§ Task directions: Among the records below, find each line that includes the string "this" and copy it.

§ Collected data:
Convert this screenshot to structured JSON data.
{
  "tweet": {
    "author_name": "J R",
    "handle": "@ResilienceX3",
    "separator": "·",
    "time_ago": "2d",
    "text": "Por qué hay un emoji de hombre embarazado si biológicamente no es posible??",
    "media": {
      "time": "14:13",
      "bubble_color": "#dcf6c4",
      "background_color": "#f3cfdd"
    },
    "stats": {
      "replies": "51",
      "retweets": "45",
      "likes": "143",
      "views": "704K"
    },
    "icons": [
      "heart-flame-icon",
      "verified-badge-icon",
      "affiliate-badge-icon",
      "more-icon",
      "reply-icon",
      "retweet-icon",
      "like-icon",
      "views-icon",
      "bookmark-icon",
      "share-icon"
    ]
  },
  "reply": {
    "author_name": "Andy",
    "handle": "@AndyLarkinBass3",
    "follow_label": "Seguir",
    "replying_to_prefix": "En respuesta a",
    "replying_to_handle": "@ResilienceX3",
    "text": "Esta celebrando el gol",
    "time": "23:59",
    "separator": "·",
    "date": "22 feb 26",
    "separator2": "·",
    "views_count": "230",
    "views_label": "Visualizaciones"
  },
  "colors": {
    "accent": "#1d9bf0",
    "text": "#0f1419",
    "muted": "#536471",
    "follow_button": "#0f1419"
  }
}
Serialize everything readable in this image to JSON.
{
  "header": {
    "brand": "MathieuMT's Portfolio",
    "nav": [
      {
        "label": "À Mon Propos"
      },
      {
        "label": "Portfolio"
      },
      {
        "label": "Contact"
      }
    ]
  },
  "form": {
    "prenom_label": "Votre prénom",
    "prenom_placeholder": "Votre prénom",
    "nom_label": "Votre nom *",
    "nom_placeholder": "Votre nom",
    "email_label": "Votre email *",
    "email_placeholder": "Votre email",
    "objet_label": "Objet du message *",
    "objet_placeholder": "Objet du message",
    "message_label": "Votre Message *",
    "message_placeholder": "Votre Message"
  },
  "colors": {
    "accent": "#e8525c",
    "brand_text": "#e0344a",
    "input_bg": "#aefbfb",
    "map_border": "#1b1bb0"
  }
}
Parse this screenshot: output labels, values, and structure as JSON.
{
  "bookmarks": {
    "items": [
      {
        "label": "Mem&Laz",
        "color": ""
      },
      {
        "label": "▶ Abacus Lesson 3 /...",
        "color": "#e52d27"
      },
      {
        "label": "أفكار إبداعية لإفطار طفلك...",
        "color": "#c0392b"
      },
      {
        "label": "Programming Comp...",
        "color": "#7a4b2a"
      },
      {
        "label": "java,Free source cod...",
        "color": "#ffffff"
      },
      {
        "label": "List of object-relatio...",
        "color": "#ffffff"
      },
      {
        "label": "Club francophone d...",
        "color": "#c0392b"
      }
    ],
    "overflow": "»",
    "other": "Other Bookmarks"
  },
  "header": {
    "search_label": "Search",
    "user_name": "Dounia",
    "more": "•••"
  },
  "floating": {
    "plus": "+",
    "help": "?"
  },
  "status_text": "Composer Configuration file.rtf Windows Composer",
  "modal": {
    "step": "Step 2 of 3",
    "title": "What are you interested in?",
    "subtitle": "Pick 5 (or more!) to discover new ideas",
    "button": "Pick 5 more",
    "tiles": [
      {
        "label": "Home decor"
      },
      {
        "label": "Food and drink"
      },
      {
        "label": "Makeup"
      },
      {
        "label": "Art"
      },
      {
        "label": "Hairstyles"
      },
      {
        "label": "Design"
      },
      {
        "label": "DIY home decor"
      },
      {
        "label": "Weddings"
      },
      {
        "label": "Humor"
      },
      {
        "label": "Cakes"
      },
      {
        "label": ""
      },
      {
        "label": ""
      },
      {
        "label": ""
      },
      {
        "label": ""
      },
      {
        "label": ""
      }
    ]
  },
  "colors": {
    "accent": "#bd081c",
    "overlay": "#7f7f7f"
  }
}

§ Written response:
Convert this screenshot to structured JSON data.
Serialize everything readable in this image to JSON.
Parse this screenshot: output labels, values, and structure as JSON.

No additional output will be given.